Extracted data entries -

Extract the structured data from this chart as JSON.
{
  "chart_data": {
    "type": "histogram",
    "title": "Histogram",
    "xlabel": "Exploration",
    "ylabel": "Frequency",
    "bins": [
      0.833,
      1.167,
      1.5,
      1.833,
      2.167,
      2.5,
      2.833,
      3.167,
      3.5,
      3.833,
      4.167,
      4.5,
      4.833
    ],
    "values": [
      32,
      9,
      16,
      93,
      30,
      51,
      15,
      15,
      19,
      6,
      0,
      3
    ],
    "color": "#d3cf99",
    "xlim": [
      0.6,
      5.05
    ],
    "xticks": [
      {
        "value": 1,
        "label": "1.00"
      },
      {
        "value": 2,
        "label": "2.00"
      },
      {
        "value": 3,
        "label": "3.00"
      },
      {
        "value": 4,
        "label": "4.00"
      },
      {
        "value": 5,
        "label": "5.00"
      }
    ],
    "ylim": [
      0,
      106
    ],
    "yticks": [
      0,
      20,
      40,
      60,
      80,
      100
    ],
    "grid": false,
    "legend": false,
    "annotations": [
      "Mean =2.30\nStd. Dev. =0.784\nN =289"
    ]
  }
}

SHORT TASK -
Reproduce the records word for word.

COMPLETE RESPONSE -
Extract the structured data from this chart as JSON.
{
  "chart_data": {
    "type": "histogram",
    "title": "Histogram",
    "xlabel": "Exploration",
    "ylabel": "Frequency",
    "bins": [
      0.833,
      1.167,
      1.5,
      1.833,
      2.167,
      2.5,
      2.833,
      3.167,
      3.5,
      3.833,
      4.167,
      4.5,
      4.833
    ],
    "values": [
      32,
      9,
      16,
      93,
      30,
      51,
      15,
      15,
      19,
      6,
      0,
      3
    ],
    "color": "#d3cf99",
    "xlim": [
      0.6,
      5.05
    ],
    "xticks": [
      {
        "value": 1,
        "label": "1.00"
      },
      {
        "value": 2,
        "label": "2.00"
      },
      {
        "value": 3,
        "label": "3.00"
      },
      {
        "value": 4,
        "label": "4.00"
      },
      {
        "value": 5,
        "label": "5.00"
      }
    ],
    "ylim": [
      0,
      106
    ],
    "yticks": [
      0,
      20,
      40,
      60,
      80,
      100
    ],
    "grid": false,
    "legend": false,
    "annotations": [
      "Mean =2.30\nStd. Dev. =0.784\nN =289"
    ]
  }
}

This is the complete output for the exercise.